WHAT THE TASK ASKS:
Write the records below out in full, character for character, with no pictures.

RECORD EXCERPTS:
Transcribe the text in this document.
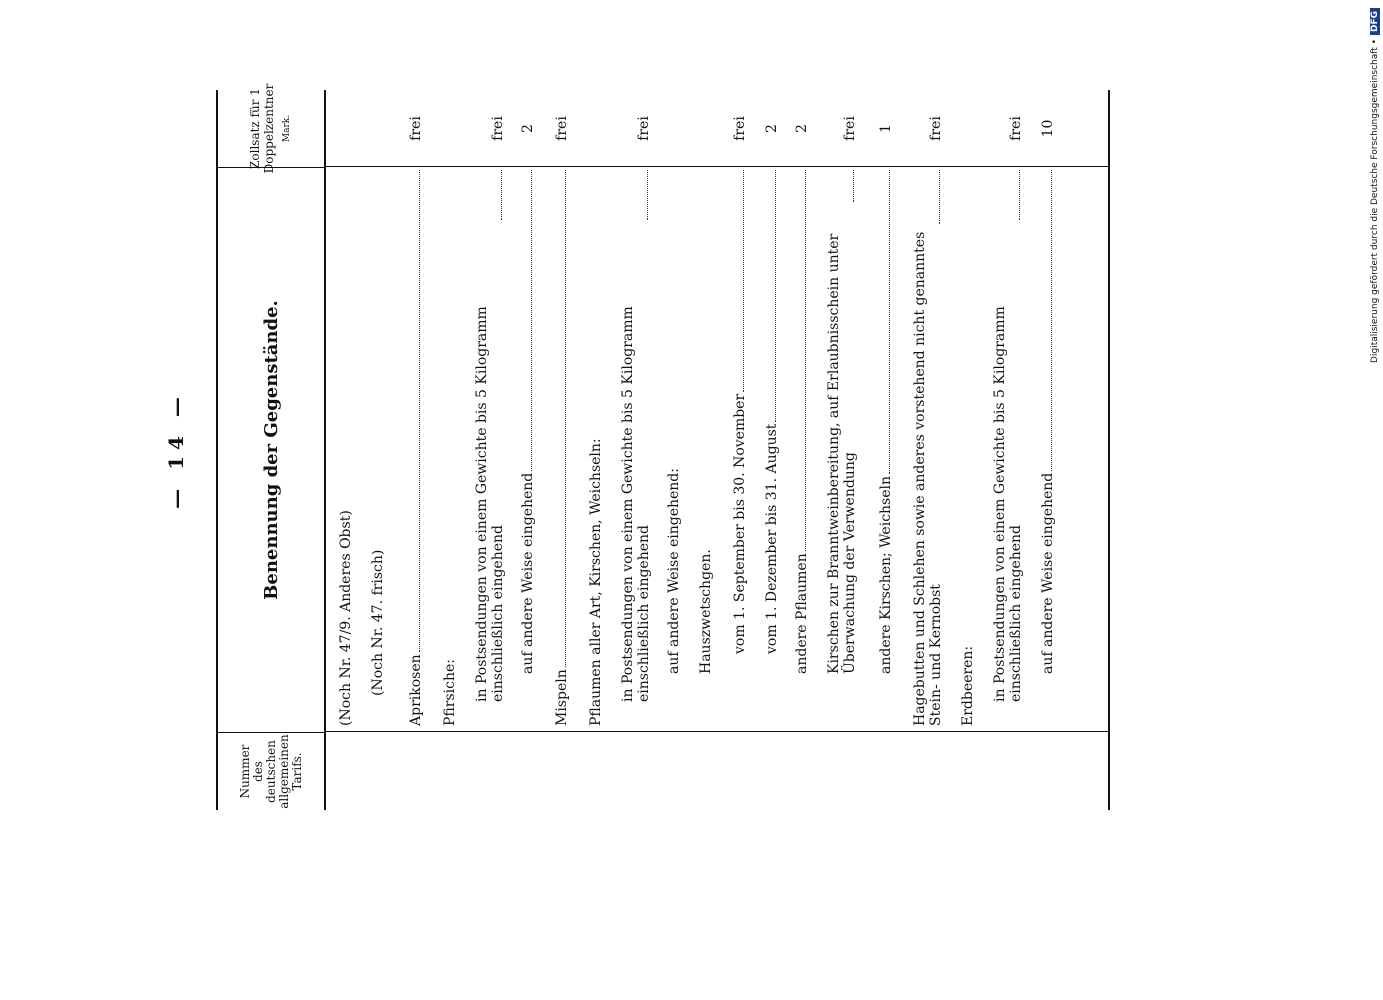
— 14 —
Nummer des deutschen allgemeinen Tarifs.
Benennung der Gegenstände.
Zollsatz für 1 Doppelzentner Mark.
(Noch Nr. 47/9. Anderes Obst) (Noch Nr. 47. frisch) Aprikosen
frei
Pfirsiche: in Postsendungen von einem Gewichte bis 5 Kilogramm einschließlich eingehend
frei
auf andere Weise eingehend
2
Mispeln
frei
Pflaumen aller Art, Kirschen, Weichseln: in Postsendungen von einem Gewichte bis 5 Kilogramm einschließlich eingehend
frei
auf andere Weise eingehend: Hauszwetschgen. vom 1. September bis 30. November
frei
vom 1. Dezember bis 31. August
2
andere Pflaumen
2
Kirschen zur Branntweinbereitung, auf Erlaubnisschein unter Überwachung der Verwendung
frei
andere Kirschen; Weichseln
1
Hagebutten und Schlehen sowie anderes vorstehend nicht genanntes Stein- und Kernobst
frei
Erdbeeren: in Postsendungen von einem Gewichte bis 5 Kilogramm einschließlich eingehend
frei
auf andere Weise eingehend
10	Digitalisierung gefördert durch die Deutsche Forschungsgemeinschaft •
DFG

WRITTEN SOLUTION:
Transcribe the text in this document.
— 14 —
Nummer des deutschen allgemeinen Tarifs.
Benennung der Gegenstände.
Zollsatz für 1 Doppelzentner Mark.
(Noch Nr. 47/9. Anderes Obst) (Noch Nr. 47. frisch) Aprikosen
frei
Pfirsiche: in Postsendungen von einem Gewichte bis 5 Kilogramm einschließlich eingehend
frei
auf andere Weise eingehend
2
Mispeln
frei
Pflaumen aller Art, Kirschen, Weichseln: in Postsendungen von einem Gewichte bis 5 Kilogramm einschließlich eingehend
frei
auf andere Weise eingehend: Hauszwetschgen. vom 1. September bis 30. November
frei
vom 1. Dezember bis 31. August
2
andere Pflaumen
2
Kirschen zur Branntweinbereitung, auf Erlaubnisschein unter Überwachung der Verwendung
frei
andere Kirschen; Weichseln
1
Hagebutten und Schlehen sowie anderes vorstehend nicht genanntes Stein- und Kernobst
frei
Erdbeeren: in Postsendungen von einem Gewichte bis 5 Kilogramm einschließlich eingehend
frei
auf andere Weise eingehend
10	Digitalisierung gefördert durch die Deutsche Forschungsgemeinschaft •
DFG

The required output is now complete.